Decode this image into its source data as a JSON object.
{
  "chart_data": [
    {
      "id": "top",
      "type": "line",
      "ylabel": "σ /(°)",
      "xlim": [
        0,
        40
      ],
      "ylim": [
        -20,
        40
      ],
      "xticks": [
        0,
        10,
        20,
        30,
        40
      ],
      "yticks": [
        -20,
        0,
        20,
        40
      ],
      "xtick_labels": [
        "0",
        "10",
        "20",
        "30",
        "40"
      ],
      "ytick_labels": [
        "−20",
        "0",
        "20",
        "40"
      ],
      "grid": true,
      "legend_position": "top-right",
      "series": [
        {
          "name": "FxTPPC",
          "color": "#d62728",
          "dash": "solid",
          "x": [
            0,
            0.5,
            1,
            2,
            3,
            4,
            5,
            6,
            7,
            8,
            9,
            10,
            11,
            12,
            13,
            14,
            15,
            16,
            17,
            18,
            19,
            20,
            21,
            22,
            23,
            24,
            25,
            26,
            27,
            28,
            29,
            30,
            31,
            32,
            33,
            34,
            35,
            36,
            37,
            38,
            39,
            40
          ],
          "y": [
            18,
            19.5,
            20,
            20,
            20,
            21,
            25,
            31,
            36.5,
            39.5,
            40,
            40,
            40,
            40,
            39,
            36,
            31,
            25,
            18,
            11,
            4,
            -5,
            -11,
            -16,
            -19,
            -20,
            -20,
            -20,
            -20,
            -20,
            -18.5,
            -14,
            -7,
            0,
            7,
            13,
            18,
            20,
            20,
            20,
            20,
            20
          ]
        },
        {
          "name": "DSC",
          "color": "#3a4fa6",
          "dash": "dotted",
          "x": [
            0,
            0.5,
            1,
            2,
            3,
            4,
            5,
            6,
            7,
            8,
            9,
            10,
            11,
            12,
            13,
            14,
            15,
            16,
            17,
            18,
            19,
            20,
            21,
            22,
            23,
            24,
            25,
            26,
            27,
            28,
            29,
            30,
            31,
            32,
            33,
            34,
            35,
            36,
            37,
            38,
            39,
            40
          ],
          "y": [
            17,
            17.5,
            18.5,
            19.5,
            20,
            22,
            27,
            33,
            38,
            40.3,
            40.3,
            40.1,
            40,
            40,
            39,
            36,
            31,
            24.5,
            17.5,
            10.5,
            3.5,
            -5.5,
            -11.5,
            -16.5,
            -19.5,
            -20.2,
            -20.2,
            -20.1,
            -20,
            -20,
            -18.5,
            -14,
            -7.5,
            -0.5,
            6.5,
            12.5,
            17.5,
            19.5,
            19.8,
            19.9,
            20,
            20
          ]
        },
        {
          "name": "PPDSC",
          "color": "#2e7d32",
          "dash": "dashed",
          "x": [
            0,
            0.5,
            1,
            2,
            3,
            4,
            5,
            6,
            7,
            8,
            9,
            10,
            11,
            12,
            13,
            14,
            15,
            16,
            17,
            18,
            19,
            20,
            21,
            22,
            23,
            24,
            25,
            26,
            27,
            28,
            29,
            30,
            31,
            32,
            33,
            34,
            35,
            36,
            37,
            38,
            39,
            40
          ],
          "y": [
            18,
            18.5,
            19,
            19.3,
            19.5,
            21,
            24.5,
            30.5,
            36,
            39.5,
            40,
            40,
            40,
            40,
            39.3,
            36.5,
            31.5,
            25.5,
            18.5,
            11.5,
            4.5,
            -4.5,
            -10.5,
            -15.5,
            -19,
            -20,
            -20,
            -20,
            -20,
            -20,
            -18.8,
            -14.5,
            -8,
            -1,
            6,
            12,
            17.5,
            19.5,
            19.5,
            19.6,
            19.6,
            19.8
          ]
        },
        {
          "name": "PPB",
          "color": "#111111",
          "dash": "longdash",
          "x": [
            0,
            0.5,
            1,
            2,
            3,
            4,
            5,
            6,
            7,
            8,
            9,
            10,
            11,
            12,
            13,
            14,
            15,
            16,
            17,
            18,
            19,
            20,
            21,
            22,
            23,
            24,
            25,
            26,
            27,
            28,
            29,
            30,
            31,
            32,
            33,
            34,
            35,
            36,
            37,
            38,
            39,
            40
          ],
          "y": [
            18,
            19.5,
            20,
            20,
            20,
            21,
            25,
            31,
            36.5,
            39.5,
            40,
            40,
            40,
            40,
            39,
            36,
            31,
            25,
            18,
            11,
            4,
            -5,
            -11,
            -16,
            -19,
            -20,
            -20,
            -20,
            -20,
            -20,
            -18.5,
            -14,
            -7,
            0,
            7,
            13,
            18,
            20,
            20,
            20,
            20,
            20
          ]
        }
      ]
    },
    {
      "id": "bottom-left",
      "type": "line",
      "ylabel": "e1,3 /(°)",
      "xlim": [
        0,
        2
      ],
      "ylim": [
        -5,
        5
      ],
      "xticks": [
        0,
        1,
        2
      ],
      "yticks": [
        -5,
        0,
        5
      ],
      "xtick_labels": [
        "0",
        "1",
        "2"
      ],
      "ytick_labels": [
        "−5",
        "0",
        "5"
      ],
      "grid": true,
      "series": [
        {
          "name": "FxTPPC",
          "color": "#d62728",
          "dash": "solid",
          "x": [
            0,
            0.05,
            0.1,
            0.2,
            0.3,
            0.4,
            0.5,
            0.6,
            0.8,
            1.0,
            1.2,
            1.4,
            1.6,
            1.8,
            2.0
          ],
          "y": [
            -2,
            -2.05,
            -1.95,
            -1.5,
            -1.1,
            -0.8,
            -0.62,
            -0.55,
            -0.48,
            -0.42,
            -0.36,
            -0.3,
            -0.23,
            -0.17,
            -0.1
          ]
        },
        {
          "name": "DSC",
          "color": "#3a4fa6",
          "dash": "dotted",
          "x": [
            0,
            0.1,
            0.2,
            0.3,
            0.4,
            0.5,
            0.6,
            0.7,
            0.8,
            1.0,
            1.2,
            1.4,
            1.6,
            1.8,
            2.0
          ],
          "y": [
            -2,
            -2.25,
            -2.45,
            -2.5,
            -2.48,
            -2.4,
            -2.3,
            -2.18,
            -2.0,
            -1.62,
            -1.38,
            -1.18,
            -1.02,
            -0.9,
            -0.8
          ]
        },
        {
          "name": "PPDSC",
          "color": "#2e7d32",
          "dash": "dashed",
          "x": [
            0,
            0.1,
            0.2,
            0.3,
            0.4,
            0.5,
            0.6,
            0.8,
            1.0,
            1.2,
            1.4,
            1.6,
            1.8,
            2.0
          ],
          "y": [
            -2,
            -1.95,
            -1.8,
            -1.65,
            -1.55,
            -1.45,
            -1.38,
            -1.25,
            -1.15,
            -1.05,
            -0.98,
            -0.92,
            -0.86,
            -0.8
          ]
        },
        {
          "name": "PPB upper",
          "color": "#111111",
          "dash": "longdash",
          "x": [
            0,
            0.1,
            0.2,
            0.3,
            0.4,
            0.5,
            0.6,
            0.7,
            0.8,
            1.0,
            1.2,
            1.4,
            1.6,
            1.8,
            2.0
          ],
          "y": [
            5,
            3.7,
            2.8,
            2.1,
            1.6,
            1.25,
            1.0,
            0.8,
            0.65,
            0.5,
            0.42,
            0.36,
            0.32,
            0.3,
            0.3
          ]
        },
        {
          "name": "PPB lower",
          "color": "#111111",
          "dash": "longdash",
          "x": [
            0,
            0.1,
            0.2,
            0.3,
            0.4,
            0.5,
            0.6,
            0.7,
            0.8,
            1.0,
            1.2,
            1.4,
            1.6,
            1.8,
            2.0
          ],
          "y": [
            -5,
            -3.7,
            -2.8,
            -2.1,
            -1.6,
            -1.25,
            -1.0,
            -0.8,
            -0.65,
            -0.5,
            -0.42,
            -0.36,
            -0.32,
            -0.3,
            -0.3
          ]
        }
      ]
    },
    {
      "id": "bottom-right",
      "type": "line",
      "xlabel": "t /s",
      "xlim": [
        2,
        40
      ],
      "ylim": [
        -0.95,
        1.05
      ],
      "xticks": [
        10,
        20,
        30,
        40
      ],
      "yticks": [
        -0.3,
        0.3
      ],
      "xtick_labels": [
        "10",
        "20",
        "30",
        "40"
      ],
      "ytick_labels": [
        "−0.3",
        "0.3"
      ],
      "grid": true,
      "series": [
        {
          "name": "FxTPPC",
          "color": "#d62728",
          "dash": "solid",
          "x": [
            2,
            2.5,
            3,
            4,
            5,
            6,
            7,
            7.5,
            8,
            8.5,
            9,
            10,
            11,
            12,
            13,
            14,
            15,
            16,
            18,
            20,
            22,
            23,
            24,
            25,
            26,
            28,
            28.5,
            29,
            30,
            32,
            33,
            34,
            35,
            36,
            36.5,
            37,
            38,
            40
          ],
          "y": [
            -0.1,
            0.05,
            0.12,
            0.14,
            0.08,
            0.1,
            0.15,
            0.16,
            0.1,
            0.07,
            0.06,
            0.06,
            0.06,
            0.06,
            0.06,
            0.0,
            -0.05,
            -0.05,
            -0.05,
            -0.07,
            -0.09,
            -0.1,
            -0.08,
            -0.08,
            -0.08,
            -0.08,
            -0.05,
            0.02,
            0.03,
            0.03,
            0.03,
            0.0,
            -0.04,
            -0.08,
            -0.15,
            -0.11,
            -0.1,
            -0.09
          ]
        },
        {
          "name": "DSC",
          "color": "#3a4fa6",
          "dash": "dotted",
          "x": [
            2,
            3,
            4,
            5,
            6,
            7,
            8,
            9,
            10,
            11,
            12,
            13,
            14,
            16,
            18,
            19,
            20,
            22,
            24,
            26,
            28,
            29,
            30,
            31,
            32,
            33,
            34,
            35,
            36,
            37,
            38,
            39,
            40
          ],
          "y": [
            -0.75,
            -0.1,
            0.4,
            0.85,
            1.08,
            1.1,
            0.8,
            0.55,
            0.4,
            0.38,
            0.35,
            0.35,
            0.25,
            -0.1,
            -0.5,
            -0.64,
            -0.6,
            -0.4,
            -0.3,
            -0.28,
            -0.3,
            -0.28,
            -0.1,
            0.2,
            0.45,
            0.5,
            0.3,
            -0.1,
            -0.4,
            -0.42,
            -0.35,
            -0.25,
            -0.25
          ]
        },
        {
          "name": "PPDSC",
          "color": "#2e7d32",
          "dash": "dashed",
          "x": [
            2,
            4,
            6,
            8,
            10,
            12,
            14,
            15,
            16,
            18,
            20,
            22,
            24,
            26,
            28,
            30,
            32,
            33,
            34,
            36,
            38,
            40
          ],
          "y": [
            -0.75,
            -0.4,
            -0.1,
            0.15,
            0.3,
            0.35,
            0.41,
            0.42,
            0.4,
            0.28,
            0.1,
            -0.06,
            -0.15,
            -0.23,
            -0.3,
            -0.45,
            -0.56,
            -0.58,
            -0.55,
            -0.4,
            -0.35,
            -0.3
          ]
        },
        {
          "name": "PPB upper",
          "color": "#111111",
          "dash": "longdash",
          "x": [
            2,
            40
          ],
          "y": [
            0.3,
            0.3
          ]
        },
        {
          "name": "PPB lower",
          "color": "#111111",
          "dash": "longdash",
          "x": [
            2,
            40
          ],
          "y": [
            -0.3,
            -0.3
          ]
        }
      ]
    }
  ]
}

**What is expected:** Return all lines with the word "right" in them.

**Result for this exercise:**
      "legend_position": "top-right",
      "id": "bottom-right",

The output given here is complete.